[Layout annotation data]
○ ○ ○ ○ ○ ○ ○

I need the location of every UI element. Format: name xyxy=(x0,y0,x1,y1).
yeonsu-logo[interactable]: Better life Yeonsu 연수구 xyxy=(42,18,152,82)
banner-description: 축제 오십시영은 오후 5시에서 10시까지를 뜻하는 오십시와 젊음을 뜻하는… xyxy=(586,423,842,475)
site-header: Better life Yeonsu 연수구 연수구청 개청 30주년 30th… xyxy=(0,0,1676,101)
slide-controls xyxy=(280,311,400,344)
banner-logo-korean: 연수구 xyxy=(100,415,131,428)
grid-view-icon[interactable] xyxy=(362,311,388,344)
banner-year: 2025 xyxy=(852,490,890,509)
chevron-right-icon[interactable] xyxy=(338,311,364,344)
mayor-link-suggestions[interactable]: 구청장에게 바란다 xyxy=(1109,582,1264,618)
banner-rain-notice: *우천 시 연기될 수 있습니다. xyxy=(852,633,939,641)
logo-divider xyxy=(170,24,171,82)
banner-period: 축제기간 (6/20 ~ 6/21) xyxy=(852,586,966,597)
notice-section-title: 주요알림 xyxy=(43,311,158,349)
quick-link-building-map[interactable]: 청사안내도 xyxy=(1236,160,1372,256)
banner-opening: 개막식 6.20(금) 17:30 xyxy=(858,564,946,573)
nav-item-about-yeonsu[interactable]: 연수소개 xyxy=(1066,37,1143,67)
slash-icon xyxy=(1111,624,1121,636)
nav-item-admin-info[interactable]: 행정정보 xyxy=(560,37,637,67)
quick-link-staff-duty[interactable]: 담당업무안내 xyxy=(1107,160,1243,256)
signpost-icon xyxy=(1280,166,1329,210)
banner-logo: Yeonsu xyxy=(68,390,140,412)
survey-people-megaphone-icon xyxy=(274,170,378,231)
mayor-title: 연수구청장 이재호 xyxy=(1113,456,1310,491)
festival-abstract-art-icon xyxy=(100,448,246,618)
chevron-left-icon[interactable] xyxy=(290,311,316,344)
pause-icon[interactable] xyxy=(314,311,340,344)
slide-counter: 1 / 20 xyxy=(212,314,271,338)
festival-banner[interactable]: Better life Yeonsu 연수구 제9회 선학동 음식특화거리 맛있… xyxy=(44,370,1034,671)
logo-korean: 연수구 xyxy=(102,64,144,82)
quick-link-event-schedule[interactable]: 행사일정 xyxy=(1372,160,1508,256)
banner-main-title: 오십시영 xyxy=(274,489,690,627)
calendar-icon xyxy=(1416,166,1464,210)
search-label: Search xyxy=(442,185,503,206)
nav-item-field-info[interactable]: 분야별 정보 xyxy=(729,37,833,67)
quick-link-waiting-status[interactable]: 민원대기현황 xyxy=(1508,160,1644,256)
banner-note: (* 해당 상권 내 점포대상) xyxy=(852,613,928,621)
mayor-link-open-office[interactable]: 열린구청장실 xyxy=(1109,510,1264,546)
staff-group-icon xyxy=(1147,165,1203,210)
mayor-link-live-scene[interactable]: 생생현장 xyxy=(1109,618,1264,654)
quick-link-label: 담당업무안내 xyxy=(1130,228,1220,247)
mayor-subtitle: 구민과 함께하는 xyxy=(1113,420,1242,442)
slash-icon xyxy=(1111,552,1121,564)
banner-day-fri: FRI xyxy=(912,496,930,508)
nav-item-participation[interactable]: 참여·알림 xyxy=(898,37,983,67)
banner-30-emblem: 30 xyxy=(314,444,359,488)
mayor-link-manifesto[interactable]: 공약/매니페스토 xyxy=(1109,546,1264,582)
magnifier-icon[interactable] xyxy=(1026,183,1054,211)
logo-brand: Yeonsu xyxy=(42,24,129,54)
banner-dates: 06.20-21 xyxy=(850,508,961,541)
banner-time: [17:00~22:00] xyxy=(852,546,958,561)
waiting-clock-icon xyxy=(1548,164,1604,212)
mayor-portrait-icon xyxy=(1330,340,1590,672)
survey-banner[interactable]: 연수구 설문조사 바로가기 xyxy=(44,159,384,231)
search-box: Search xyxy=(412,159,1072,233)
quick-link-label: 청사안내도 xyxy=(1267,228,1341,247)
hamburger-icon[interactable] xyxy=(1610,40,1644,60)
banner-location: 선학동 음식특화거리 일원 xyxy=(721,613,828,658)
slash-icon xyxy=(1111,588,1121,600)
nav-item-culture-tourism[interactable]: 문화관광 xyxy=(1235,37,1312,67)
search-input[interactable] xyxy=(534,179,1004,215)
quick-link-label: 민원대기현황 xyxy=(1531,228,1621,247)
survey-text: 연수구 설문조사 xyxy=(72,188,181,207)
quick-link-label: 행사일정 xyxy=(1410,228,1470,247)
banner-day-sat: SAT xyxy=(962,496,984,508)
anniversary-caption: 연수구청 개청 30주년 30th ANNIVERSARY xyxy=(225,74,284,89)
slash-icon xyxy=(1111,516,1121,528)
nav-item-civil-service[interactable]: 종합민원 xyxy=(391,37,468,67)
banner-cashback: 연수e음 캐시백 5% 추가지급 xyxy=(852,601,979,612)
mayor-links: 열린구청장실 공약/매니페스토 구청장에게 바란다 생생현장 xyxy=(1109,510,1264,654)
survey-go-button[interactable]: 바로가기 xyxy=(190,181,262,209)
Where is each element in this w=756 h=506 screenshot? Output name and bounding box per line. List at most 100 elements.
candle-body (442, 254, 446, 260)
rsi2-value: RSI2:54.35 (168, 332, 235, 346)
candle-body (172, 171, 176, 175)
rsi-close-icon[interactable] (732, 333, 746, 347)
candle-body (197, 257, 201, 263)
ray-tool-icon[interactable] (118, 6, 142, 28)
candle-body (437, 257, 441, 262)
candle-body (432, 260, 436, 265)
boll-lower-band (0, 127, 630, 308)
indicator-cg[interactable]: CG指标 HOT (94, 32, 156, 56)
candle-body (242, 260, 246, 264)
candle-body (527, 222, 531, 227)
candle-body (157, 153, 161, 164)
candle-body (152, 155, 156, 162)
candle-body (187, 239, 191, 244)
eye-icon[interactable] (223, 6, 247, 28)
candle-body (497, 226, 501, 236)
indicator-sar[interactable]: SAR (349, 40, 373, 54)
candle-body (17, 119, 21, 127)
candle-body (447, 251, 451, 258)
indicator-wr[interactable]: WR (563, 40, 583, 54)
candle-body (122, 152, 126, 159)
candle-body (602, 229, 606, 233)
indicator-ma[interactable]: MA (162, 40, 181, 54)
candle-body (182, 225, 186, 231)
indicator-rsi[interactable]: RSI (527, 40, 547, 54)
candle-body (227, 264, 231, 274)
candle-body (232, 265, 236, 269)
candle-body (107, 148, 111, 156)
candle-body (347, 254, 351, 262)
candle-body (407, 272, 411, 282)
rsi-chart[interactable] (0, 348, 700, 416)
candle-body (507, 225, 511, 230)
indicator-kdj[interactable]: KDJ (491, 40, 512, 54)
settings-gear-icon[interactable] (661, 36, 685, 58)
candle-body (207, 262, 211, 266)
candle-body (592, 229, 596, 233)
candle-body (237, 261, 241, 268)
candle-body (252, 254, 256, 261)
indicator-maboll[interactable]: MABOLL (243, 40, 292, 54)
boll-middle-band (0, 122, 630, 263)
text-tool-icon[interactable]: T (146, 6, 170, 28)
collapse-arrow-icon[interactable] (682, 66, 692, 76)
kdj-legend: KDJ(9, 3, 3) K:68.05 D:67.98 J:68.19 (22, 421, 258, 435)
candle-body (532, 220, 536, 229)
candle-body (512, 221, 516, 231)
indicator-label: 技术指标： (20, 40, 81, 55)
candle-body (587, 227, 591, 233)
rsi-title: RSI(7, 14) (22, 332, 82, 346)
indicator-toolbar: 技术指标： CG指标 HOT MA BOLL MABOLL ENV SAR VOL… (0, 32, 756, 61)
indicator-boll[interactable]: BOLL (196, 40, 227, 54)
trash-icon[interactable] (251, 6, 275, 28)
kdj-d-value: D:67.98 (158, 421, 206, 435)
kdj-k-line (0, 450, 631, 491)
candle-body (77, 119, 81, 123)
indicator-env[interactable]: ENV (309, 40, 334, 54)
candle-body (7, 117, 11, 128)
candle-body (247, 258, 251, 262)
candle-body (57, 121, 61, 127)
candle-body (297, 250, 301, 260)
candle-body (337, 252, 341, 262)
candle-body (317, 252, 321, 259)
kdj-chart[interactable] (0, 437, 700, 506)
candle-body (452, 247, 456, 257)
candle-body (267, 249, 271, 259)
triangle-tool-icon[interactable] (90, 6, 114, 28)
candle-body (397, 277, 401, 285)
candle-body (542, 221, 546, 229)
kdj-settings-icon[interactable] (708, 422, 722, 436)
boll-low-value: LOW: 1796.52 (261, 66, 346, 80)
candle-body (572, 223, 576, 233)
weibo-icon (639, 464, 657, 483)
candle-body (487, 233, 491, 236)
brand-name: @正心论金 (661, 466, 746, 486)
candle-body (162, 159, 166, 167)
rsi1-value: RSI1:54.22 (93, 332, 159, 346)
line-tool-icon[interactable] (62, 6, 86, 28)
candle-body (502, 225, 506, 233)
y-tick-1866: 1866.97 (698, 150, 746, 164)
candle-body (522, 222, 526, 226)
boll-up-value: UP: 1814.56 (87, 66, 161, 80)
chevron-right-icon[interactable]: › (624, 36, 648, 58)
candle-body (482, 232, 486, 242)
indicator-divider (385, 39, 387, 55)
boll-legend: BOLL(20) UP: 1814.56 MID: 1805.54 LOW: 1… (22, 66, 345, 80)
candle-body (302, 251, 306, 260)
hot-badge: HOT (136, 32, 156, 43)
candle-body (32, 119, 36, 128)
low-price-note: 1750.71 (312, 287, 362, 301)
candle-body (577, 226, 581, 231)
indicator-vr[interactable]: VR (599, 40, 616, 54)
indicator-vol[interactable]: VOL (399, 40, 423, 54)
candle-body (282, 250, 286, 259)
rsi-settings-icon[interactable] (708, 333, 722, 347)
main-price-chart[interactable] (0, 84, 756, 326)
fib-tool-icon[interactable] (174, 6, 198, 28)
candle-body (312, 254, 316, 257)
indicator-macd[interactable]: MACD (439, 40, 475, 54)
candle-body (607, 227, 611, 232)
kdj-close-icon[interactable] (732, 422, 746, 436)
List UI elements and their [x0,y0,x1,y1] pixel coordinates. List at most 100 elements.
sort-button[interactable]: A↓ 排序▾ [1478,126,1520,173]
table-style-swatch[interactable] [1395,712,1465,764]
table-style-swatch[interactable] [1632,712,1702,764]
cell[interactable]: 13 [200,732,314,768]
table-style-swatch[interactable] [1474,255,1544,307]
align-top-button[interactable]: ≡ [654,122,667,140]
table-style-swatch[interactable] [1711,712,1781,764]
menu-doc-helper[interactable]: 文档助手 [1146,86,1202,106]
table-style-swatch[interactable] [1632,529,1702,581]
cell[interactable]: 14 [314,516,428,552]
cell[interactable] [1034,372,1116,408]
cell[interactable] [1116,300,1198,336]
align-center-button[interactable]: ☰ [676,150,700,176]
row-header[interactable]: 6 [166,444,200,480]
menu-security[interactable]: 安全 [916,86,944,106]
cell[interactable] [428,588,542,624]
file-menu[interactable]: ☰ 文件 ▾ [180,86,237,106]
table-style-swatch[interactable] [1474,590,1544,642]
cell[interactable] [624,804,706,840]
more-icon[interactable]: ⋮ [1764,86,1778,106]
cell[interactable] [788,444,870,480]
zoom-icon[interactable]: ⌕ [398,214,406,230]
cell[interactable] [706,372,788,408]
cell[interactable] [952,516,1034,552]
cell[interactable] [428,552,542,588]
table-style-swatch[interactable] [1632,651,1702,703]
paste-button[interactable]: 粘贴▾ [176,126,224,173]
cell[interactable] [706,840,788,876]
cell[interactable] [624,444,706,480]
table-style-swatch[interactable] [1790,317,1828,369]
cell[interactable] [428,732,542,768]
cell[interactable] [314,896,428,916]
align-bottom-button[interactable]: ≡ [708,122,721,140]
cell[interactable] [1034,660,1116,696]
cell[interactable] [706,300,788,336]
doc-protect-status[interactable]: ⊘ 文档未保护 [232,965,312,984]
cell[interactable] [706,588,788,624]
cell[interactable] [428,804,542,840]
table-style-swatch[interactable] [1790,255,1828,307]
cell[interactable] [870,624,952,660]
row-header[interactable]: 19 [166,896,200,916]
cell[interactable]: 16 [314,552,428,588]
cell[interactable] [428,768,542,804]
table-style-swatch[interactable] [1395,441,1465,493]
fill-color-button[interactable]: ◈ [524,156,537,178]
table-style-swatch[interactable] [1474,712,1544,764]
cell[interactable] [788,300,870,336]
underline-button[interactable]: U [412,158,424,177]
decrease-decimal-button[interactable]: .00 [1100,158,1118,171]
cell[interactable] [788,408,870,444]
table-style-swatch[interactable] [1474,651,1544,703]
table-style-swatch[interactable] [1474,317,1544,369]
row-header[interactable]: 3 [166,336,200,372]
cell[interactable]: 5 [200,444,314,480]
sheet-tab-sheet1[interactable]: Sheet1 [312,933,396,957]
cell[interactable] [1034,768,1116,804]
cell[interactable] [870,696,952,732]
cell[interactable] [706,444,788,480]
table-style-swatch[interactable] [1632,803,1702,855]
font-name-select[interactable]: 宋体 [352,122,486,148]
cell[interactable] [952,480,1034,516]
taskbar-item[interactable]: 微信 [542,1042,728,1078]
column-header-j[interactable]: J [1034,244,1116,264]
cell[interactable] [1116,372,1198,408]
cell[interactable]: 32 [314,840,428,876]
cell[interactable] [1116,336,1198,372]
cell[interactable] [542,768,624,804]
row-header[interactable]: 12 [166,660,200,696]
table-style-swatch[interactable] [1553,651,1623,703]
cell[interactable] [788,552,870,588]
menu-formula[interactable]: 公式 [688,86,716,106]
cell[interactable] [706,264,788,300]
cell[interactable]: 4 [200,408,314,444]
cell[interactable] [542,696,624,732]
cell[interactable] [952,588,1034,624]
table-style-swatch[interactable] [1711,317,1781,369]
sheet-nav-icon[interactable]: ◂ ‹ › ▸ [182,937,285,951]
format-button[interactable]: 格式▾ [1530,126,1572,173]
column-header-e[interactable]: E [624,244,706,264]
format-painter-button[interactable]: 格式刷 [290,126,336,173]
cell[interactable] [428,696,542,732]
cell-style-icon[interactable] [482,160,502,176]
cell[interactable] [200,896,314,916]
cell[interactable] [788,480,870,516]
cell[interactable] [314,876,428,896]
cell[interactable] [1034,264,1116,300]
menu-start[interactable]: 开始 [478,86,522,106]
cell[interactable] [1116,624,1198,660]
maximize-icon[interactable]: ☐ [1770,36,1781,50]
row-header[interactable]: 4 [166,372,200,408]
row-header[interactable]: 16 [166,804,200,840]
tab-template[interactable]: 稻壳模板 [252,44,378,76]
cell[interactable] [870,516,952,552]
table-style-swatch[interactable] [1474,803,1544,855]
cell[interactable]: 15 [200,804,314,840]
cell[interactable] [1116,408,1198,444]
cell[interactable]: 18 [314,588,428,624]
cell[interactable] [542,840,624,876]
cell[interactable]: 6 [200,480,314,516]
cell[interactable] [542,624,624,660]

○ ○ ○ ○ ○ ○ ○

» **INSTRUCTION**
Find each row above that contains the string "技术指标", with case counting, and copy every such row in full.

» **RESULT BELOW**
indicator-label: 技术指标： (20, 40, 81, 55)
indicator-toolbar: 技术指标： CG指标 HOT MA BOLL MABOLL ENV SAR VOL… (0, 32, 756, 61)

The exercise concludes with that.